[Begin]
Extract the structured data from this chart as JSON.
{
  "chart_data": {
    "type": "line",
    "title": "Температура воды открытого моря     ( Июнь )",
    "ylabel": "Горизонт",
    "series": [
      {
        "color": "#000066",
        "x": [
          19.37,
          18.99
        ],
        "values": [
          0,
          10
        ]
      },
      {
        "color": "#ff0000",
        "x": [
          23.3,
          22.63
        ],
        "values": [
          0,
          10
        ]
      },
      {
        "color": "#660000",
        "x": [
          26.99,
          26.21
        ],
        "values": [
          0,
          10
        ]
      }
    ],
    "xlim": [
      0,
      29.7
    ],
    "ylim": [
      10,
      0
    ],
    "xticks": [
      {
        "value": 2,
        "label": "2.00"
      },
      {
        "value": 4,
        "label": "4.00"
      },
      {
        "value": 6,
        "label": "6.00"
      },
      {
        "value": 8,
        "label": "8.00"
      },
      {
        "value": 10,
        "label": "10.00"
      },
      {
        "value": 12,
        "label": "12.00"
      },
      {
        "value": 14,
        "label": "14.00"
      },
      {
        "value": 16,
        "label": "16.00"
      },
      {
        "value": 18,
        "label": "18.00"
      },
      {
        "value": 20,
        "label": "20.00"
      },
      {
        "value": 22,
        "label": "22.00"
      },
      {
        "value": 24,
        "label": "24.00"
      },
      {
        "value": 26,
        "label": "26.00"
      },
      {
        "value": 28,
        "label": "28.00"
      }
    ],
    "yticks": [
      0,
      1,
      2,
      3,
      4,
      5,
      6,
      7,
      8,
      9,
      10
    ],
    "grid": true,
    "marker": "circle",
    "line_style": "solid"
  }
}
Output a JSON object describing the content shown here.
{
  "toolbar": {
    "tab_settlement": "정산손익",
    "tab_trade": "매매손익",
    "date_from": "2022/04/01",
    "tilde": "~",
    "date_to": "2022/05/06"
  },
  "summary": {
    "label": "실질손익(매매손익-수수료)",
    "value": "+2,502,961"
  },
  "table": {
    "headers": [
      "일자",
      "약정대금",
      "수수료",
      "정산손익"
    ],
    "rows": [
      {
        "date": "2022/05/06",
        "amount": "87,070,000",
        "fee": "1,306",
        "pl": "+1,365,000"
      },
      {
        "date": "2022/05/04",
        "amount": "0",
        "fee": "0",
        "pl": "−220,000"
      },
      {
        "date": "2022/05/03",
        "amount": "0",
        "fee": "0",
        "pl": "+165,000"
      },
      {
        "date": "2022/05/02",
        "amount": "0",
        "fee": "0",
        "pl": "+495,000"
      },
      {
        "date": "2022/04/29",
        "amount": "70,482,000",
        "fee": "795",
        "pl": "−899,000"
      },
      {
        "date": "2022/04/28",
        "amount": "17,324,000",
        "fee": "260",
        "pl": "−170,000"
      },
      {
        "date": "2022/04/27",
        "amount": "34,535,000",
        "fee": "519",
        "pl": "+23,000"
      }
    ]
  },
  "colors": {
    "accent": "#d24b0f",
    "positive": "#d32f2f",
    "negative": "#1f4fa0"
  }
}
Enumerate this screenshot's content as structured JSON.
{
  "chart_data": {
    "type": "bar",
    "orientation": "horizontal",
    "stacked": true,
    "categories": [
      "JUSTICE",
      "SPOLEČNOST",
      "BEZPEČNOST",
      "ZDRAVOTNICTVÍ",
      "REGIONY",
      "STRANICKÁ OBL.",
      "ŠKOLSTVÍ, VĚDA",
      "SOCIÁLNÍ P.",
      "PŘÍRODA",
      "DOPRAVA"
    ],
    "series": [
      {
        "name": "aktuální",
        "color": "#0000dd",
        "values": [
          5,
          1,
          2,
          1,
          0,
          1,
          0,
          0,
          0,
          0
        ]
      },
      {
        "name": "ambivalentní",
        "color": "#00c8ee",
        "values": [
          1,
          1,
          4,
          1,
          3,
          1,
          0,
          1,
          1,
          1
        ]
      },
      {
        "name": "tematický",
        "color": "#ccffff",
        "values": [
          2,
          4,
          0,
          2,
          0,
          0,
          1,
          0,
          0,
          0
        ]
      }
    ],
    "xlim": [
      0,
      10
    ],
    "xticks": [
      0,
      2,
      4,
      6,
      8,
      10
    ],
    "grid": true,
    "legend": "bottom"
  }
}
[End]
- Exercise requirements:
Reproduce each record shown above without altering a single word.

- Result of this exercise:
Extract the structured data from this chart as JSON.
{
  "chart_data": {
    "type": "line",
    "title": "Температура воды открытого моря     ( Июнь )",
    "ylabel": "Горизонт",
    "series": [
      {
        "color": "#000066",
        "x": [
          19.37,
          18.99
        ],
        "values": [
          0,
          10
        ]
      },
      {
        "color": "#ff0000",
        "x": [
          23.3,
          22.63
        ],
        "values": [
          0,
          10
        ]
      },
      {
        "color": "#660000",
        "x": [
          26.99,
          26.21
        ],
        "values": [
          0,
          10
        ]
      }
    ],
    "xlim": [
      0,
      29.7
    ],
    "ylim": [
      10,
      0
    ],
    "xticks": [
      {
        "value": 2,
        "label": "2.00"
      },
      {
        "value": 4,
        "label": "4.00"
      },
      {
        "value": 6,
        "label": "6.00"
      },
      {
        "value": 8,
        "label": "8.00"
      },
      {
        "value": 10,
        "label": "10.00"
      },
      {
        "value": 12,
        "label": "12.00"
      },
      {
        "value": 14,
        "label": "14.00"
      },
      {
        "value": 16,
        "label": "16.00"
      },
      {
        "value": 18,
        "label": "18.00"
      },
      {
        "value": 20,
        "label": "20.00"
      },
      {
        "value": 22,
        "label": "22.00"
      },
      {
        "value": 24,
        "label": "24.00"
      },
      {
        "value": 26,
        "label": "26.00"
      },
      {
        "value": 28,
        "label": "28.00"
      }
    ],
    "yticks": [
      0,
      1,
      2,
      3,
      4,
      5,
      6,
      7,
      8,
      9,
      10
    ],
    "grid": true,
    "marker": "circle",
    "line_style": "solid"
  }
}
Output a JSON object describing the content shown here.
{
  "toolbar": {
    "tab_settlement": "정산손익",
    "tab_trade": "매매손익",
    "date_from": "2022/04/01",
    "tilde": "~",
    "date_to": "2022/05/06"
  },
  "summary": {
    "label": "실질손익(매매손익-수수료)",
    "value": "+2,502,961"
  },
  "table": {
    "headers": [
      "일자",
      "약정대금",
      "수수료",
      "정산손익"
    ],
    "rows": [
      {
        "date": "2022/05/06",
        "amount": "87,070,000",
        "fee": "1,306",
        "pl": "+1,365,000"
      },
      {
        "date": "2022/05/04",
        "amount": "0",
        "fee": "0",
        "pl": "−220,000"
      },
      {
        "date": "2022/05/03",
        "amount": "0",
        "fee": "0",
        "pl": "+165,000"
      },
      {
        "date": "2022/05/02",
        "amount": "0",
        "fee": "0",
        "pl": "+495,000"
      },
      {
        "date": "2022/04/29",
        "amount": "70,482,000",
        "fee": "795",
        "pl": "−899,000"
      },
      {
        "date": "2022/04/28",
        "amount": "17,324,000",
        "fee": "260",
        "pl": "−170,000"
      },
      {
        "date": "2022/04/27",
        "amount": "34,535,000",
        "fee": "519",
        "pl": "+23,000"
      }
    ]
  },
  "colors": {
    "accent": "#d24b0f",
    "positive": "#d32f2f",
    "negative": "#1f4fa0"
  }
}
Enumerate this screenshot's content as structured JSON.
{
  "chart_data": {
    "type": "bar",
    "orientation": "horizontal",
    "stacked": true,
    "categories": [
      "JUSTICE",
      "SPOLEČNOST",
      "BEZPEČNOST",
      "ZDRAVOTNICTVÍ",
      "REGIONY",
      "STRANICKÁ OBL.",
      "ŠKOLSTVÍ, VĚDA",
      "SOCIÁLNÍ P.",
      "PŘÍRODA",
      "DOPRAVA"
    ],
    "series": [
      {
        "name": "aktuální",
        "color": "#0000dd",
        "values": [
          5,
          1,
          2,
          1,
          0,
          1,
          0,
          0,
          0,
          0
        ]
      },
      {
        "name": "ambivalentní",
        "color": "#00c8ee",
        "values": [
          1,
          1,
          4,
          1,
          3,
          1,
          0,
          1,
          1,
          1
        ]
      },
      {
        "name": "tematický",
        "color": "#ccffff",
        "values": [
          2,
          4,
          0,
          2,
          0,
          0,
          1,
          0,
          0,
          0
        ]
      }
    ],
    "xlim": [
      0,
      10
    ],
    "xticks": [
      0,
      2,
      4,
      6,
      8,
      10
    ],
    "grid": true,
    "legend": "bottom"
  }
}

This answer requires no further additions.